→ **Supplied entries**
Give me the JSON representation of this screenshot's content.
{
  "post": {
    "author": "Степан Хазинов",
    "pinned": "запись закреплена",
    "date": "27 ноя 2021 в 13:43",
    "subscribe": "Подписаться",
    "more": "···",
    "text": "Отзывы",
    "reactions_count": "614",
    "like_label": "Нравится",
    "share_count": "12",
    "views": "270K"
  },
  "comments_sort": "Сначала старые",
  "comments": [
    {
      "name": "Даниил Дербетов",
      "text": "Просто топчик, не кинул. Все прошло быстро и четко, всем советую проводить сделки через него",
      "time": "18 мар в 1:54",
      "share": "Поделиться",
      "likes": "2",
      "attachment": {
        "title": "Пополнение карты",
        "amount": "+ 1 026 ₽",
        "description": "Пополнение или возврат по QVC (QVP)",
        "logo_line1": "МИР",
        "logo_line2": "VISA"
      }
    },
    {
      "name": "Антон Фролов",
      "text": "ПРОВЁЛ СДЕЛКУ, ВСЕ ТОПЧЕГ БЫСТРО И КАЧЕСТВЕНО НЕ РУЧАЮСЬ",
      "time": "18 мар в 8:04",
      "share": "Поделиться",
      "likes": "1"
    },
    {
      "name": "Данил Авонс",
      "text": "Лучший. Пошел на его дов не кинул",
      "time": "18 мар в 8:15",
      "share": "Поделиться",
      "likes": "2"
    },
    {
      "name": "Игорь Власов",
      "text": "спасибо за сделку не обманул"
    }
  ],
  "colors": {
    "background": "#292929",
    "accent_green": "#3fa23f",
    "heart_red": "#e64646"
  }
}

→ **Required work**
Using the listing above, show each line holding the string "Пополнение".

→ **Reply to the task**
        "title": "Пополнение карты",
        "description": "Пополнение или возврат по QVC (QVP)",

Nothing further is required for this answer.